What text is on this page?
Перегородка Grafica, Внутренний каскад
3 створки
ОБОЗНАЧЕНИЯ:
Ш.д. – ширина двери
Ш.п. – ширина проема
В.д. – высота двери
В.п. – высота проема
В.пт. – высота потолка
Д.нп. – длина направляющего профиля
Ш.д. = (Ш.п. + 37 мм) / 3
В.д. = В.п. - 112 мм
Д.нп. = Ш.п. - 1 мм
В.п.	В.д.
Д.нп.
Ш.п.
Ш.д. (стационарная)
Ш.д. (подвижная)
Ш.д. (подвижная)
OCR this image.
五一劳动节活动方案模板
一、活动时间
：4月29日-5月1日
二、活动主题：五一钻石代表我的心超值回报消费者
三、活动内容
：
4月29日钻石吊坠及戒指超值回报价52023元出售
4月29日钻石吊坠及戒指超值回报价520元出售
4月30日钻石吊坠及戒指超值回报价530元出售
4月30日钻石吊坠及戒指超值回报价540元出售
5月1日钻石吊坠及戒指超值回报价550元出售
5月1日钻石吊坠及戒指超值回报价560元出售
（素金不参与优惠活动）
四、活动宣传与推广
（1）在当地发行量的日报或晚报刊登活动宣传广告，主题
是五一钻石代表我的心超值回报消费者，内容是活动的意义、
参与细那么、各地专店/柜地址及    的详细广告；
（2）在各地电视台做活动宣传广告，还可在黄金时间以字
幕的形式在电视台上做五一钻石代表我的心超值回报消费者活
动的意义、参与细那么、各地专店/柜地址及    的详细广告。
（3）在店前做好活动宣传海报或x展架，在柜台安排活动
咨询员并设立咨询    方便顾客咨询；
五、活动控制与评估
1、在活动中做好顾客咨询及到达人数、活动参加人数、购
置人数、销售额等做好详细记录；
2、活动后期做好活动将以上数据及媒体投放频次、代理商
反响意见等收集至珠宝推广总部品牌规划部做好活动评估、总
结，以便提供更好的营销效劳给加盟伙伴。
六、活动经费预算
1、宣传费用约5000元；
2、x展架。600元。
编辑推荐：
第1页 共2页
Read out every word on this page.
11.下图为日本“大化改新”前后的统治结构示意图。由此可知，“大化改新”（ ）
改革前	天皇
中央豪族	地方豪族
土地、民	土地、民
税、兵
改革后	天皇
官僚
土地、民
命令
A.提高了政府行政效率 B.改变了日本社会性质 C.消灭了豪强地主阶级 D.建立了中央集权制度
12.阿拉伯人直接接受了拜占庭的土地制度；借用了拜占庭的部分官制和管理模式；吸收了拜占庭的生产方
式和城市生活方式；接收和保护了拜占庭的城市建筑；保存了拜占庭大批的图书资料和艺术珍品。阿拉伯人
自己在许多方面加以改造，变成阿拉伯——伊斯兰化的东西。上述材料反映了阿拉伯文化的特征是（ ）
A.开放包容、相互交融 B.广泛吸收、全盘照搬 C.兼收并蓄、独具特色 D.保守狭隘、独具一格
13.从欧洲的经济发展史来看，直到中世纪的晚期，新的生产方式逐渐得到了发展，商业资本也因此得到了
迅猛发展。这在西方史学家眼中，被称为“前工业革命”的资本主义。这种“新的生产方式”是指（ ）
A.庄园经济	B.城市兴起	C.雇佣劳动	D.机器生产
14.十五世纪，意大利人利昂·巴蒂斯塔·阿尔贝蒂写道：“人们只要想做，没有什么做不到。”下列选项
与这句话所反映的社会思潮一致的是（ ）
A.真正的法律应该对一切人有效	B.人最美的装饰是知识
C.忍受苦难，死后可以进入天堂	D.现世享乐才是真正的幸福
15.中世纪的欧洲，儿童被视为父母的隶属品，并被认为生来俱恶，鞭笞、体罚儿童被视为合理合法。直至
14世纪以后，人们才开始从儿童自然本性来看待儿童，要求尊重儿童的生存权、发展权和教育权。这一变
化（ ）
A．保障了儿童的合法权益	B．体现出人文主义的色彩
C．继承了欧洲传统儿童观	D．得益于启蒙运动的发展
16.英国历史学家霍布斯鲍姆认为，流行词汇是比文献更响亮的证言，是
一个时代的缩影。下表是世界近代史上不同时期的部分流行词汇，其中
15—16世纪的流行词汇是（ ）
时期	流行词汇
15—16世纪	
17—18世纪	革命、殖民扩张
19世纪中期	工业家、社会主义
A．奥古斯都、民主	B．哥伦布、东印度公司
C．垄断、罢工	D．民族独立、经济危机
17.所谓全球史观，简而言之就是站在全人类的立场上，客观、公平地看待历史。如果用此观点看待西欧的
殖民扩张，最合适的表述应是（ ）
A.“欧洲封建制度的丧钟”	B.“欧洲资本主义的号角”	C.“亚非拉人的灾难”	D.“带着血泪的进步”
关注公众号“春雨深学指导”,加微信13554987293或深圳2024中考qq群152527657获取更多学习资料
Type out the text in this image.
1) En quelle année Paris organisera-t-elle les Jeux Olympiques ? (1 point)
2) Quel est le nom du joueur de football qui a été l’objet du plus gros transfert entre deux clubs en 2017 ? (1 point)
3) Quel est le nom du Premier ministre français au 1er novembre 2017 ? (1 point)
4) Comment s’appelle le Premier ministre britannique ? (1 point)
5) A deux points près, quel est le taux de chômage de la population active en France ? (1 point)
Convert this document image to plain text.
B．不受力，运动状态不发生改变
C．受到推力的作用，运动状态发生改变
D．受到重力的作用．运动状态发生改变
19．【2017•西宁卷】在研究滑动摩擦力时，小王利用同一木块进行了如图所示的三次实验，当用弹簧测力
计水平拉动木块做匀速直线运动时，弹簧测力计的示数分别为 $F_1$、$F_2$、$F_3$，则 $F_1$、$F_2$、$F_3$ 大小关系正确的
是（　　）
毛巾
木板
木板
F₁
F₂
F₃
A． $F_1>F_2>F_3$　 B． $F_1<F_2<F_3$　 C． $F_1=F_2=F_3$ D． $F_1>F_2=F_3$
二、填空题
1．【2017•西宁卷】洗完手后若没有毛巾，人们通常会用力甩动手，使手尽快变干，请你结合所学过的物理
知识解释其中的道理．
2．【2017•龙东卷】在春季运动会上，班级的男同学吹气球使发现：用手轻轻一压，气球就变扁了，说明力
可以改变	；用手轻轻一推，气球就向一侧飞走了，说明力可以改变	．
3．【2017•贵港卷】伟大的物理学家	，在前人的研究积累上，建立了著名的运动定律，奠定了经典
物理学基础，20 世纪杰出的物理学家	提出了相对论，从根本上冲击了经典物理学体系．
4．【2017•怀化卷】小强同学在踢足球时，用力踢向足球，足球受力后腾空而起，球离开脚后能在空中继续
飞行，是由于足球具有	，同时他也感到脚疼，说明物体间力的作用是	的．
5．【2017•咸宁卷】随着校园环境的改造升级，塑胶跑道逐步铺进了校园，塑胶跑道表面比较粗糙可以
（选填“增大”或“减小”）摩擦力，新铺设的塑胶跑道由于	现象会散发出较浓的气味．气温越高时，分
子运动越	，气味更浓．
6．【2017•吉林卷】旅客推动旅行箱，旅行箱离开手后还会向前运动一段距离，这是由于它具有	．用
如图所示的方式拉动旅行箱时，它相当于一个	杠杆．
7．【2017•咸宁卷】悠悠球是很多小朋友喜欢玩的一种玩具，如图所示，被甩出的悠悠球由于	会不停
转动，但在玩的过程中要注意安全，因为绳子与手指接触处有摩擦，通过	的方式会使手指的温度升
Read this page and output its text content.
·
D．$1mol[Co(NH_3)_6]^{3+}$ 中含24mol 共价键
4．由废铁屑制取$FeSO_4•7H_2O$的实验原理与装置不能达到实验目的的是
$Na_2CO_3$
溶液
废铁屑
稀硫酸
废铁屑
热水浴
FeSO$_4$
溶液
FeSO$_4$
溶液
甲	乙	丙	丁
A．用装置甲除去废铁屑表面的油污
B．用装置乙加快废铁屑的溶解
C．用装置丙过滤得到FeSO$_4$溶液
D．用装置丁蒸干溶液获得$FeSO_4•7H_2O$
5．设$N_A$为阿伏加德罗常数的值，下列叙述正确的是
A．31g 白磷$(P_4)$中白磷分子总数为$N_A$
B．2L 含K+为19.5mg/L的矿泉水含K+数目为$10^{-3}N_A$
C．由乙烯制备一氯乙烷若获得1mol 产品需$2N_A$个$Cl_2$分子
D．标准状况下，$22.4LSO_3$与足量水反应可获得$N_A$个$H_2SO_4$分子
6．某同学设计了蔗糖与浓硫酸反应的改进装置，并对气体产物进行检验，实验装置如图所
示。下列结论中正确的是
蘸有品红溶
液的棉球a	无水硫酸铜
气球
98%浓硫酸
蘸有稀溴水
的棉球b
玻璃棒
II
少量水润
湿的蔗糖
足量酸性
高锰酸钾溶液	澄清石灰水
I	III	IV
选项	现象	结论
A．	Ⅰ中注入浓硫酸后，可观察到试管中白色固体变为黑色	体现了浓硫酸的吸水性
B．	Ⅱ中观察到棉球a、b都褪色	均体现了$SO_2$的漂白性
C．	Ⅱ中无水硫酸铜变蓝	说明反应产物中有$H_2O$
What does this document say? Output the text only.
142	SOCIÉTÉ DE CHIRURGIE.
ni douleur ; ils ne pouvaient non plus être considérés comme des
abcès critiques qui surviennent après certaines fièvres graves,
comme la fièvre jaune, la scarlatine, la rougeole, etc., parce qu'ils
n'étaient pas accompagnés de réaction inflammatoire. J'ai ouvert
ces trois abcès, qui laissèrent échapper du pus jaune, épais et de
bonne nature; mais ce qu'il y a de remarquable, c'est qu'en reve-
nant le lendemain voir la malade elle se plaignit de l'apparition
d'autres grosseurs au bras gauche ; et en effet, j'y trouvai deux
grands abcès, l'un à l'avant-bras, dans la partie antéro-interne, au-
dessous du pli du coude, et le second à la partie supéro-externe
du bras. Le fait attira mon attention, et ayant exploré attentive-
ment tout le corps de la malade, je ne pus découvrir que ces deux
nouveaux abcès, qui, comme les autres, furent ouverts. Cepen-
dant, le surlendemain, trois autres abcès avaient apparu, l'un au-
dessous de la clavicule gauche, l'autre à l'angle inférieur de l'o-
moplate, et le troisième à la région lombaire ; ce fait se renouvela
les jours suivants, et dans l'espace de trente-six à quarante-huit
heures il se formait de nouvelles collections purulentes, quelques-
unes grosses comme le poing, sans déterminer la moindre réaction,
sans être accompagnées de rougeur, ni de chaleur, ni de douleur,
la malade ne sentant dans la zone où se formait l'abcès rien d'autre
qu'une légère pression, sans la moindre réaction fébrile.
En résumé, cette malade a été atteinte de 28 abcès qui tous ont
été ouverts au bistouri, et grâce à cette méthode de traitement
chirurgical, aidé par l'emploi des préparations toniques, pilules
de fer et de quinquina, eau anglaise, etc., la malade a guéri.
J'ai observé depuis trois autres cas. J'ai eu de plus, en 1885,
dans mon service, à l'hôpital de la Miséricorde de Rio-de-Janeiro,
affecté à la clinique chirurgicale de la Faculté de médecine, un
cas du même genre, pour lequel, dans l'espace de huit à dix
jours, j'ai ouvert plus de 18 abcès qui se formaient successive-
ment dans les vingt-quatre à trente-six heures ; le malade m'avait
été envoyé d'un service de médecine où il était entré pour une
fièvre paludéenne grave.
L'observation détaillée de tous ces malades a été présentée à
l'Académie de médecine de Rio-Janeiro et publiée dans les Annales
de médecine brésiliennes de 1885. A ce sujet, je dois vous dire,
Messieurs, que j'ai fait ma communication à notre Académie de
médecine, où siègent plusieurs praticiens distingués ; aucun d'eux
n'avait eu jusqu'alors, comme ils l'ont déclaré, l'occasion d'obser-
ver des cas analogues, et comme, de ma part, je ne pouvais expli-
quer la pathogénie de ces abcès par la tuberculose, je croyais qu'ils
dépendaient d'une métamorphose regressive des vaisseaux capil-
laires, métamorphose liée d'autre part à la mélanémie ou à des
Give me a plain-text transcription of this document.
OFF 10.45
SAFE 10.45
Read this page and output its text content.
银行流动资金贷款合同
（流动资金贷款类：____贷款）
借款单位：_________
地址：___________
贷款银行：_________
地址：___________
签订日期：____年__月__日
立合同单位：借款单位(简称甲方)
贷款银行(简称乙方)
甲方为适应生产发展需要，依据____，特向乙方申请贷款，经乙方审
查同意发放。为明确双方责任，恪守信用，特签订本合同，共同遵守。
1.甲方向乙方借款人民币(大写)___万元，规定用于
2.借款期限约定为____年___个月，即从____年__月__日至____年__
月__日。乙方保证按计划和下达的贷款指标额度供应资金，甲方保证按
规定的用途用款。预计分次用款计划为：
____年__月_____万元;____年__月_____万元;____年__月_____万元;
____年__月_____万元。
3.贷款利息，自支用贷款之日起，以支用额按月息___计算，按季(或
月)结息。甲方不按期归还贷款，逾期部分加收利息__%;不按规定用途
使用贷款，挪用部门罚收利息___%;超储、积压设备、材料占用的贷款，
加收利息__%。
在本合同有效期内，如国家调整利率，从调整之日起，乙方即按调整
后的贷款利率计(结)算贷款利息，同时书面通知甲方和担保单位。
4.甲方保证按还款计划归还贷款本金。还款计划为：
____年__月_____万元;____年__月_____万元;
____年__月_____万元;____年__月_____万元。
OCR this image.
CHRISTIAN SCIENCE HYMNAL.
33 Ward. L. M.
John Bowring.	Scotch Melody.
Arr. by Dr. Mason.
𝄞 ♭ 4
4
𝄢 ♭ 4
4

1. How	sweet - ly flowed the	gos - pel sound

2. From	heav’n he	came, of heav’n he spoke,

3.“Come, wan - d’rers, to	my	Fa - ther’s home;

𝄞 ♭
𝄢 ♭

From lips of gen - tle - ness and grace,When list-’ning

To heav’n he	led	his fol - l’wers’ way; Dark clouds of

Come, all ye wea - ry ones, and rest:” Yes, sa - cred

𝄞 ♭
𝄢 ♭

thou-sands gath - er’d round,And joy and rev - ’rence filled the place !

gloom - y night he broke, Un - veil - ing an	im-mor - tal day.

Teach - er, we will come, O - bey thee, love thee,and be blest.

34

————————

▶ _REQUIREMENT_
Among the entries above, how many lines include the word "moindre"? Give the number with no comment.

▶ _ANSWER TO THIS PROBLEM_
2